Figure contents as structured data:
■ ■ ■ ■

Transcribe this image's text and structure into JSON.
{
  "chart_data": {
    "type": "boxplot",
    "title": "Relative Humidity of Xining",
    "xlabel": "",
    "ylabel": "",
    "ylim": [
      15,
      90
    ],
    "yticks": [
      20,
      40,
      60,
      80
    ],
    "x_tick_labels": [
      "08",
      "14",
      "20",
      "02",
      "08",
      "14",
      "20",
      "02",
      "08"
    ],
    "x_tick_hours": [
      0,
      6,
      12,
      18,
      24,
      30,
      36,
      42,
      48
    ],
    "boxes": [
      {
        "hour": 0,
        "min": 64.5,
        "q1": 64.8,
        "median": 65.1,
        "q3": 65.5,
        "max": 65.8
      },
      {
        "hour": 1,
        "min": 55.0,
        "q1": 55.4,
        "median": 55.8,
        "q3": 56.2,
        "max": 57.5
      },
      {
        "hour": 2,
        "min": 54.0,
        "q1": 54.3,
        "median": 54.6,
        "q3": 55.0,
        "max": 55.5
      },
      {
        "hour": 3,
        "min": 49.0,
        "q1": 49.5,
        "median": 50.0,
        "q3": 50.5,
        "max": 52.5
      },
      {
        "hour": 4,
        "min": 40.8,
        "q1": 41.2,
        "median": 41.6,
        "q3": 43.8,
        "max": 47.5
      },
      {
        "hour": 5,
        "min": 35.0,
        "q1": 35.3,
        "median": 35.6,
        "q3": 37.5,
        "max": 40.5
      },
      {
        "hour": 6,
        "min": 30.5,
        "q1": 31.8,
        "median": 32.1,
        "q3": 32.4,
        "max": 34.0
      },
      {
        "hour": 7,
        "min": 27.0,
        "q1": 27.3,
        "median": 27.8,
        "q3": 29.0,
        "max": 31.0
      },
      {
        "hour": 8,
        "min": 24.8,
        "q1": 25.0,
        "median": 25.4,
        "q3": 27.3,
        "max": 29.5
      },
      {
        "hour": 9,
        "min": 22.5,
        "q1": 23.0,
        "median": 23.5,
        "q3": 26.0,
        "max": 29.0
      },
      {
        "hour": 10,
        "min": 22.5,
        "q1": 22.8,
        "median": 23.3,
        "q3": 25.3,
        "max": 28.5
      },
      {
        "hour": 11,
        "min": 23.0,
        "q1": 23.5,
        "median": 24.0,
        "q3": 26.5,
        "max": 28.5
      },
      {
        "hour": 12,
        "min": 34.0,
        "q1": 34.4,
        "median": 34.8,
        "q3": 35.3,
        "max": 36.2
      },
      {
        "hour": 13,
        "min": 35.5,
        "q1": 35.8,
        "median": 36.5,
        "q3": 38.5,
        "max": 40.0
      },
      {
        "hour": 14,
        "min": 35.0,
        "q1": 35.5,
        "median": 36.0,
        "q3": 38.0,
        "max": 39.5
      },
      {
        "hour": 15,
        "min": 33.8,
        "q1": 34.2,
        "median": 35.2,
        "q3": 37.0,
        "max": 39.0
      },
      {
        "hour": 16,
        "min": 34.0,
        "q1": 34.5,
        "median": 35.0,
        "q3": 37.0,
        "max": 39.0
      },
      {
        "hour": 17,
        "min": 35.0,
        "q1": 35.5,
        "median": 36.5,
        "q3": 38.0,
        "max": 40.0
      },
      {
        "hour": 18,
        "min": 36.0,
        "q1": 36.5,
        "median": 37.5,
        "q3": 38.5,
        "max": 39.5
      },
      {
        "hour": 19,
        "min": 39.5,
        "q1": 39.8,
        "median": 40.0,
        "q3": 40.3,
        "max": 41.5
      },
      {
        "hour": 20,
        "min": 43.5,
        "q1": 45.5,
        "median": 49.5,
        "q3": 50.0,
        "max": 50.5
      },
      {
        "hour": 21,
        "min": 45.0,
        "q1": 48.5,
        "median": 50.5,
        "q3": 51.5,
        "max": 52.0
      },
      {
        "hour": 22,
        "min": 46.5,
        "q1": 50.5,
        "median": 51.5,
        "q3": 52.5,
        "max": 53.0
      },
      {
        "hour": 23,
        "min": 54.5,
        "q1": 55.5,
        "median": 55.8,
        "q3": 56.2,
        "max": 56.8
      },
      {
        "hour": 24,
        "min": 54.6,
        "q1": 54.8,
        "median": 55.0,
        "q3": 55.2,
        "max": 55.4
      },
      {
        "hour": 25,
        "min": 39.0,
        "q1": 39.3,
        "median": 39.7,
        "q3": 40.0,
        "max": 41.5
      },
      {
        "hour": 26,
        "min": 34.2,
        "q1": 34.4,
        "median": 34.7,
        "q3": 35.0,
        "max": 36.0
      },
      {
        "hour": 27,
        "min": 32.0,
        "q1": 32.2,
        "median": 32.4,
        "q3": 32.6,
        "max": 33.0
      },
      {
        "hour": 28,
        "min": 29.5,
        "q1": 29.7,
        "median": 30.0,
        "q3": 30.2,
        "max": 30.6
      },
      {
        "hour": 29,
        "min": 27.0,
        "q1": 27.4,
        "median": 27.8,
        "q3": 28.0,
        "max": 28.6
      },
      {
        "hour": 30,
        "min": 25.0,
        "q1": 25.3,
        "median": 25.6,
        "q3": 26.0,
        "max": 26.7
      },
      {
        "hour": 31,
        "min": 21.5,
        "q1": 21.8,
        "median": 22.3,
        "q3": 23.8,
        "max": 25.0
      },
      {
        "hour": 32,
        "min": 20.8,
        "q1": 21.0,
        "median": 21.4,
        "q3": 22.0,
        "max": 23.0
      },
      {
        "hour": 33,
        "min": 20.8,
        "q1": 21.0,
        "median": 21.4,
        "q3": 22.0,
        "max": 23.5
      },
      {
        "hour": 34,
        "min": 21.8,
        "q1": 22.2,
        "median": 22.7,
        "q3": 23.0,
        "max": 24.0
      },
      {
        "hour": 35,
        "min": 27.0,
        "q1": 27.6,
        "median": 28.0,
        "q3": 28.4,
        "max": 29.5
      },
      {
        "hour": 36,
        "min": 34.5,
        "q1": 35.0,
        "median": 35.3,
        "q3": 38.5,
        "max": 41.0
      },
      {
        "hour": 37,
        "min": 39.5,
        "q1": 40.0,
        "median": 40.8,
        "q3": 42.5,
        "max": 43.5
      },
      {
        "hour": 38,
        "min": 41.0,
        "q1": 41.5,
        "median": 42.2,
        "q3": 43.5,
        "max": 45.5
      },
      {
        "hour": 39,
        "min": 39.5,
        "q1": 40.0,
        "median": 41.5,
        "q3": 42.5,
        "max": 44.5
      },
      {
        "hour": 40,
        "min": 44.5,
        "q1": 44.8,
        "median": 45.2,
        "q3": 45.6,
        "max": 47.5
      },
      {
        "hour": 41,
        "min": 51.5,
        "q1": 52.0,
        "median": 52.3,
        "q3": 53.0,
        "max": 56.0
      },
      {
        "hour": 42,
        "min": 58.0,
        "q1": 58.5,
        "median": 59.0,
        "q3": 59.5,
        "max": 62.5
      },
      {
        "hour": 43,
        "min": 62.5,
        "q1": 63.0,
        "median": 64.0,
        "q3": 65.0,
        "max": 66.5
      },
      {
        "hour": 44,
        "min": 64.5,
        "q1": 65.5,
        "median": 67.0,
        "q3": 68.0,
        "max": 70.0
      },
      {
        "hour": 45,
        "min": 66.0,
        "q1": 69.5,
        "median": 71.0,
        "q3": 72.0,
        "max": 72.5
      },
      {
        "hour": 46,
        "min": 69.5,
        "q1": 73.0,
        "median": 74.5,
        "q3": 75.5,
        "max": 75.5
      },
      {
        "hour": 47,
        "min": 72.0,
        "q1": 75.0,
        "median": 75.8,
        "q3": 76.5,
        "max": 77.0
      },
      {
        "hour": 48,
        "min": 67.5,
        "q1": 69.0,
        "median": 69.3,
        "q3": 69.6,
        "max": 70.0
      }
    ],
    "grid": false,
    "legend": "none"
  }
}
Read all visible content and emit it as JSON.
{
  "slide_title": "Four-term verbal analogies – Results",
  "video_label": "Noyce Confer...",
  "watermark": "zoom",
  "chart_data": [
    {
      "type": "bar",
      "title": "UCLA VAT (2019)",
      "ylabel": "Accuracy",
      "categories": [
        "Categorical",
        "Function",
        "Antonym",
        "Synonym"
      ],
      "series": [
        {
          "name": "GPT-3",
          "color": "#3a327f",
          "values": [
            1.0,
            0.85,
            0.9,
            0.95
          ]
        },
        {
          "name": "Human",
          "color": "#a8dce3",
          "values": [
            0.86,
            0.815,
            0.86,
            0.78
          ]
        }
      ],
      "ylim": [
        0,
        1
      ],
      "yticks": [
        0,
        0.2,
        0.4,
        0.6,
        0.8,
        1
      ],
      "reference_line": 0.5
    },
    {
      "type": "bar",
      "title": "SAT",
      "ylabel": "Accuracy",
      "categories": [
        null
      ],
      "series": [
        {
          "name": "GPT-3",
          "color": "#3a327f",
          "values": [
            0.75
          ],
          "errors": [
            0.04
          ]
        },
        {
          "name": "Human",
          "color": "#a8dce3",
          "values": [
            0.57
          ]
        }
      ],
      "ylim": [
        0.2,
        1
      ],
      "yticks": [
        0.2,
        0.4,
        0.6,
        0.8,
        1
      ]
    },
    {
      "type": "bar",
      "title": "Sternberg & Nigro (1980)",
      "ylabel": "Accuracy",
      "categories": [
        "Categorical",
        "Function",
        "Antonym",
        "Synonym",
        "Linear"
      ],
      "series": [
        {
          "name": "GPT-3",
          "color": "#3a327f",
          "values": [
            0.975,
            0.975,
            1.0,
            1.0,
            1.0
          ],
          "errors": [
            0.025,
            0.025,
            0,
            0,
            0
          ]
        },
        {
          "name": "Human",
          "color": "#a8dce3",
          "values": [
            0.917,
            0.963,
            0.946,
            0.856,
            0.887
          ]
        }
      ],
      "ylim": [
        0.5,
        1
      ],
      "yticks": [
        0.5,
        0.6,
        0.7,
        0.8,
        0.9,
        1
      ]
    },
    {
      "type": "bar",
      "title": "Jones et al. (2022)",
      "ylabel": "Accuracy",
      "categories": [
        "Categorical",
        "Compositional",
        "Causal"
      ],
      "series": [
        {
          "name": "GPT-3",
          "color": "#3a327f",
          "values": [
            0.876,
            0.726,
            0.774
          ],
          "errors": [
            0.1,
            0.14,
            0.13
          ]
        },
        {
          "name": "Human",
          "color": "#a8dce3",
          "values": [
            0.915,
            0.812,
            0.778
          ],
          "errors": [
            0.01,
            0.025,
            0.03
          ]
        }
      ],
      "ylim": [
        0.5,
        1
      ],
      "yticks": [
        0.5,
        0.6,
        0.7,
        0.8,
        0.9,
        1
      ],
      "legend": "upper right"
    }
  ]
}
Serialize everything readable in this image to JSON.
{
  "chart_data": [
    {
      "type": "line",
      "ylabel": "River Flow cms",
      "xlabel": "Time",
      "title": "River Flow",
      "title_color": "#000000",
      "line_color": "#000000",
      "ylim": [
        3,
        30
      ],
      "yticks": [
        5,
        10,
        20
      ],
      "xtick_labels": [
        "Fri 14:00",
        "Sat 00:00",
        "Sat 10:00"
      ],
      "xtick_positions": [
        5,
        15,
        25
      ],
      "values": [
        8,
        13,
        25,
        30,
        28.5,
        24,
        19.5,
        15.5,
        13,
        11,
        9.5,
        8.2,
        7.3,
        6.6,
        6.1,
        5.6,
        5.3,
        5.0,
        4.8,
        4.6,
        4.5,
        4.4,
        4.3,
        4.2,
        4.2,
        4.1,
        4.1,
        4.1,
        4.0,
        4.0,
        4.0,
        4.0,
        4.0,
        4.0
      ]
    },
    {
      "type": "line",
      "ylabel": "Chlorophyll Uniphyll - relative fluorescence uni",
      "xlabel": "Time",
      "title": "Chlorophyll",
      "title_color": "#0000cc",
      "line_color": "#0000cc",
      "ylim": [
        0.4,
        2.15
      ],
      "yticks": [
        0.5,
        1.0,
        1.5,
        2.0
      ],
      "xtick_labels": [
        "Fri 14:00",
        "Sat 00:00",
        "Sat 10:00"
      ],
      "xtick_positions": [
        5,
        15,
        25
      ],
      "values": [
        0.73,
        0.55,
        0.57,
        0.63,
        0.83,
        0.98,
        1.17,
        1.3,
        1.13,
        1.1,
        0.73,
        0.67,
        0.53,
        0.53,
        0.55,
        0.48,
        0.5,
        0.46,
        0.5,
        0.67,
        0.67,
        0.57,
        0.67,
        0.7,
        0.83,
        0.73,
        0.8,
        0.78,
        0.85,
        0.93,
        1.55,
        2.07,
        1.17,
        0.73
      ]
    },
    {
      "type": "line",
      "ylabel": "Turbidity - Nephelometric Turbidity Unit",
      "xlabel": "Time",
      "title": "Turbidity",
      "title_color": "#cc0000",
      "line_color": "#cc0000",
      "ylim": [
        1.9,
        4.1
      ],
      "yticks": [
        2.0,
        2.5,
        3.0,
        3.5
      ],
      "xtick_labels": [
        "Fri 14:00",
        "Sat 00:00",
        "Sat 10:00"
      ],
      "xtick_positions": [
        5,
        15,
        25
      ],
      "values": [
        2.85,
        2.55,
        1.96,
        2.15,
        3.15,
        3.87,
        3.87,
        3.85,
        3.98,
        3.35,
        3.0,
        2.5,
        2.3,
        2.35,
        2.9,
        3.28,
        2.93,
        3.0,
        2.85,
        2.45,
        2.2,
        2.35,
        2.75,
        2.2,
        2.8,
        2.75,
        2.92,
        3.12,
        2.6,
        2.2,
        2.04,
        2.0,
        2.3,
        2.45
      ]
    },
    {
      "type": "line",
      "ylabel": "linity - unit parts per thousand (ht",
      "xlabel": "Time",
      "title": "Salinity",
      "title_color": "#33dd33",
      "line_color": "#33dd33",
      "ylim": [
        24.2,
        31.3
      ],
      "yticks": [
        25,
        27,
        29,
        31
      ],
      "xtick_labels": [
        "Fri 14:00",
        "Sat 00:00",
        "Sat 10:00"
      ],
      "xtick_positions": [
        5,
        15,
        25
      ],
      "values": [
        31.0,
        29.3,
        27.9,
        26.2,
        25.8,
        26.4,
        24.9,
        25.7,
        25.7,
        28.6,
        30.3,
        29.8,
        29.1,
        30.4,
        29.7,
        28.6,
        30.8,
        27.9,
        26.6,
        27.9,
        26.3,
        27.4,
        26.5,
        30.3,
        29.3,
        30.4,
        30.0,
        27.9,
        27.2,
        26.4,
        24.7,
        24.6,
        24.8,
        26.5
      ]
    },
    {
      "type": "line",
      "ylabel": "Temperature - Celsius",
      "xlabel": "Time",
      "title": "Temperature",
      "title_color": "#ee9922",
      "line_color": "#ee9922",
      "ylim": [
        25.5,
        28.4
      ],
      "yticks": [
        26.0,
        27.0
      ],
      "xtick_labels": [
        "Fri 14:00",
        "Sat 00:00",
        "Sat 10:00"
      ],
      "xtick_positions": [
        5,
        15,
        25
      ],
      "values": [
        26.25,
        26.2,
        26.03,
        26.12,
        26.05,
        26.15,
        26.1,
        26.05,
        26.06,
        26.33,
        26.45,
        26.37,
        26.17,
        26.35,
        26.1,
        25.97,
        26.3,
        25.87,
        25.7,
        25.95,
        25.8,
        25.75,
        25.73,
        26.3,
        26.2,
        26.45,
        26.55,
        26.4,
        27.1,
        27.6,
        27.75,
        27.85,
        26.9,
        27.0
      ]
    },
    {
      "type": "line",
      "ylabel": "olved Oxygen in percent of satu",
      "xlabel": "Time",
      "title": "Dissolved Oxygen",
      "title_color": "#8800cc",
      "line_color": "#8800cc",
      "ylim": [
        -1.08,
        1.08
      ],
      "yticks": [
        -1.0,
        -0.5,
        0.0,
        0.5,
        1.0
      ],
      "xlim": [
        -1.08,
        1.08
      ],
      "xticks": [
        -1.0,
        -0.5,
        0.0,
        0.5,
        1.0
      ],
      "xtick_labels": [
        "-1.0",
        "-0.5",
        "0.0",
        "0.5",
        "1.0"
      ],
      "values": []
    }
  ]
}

■ ■ ■ ■

● **SET TASK**
From the data, list each line in which the string "Flow" appears.

● **PROBLEM SOLUTION**
      "ylabel": "River Flow cms",
      "title": "River Flow",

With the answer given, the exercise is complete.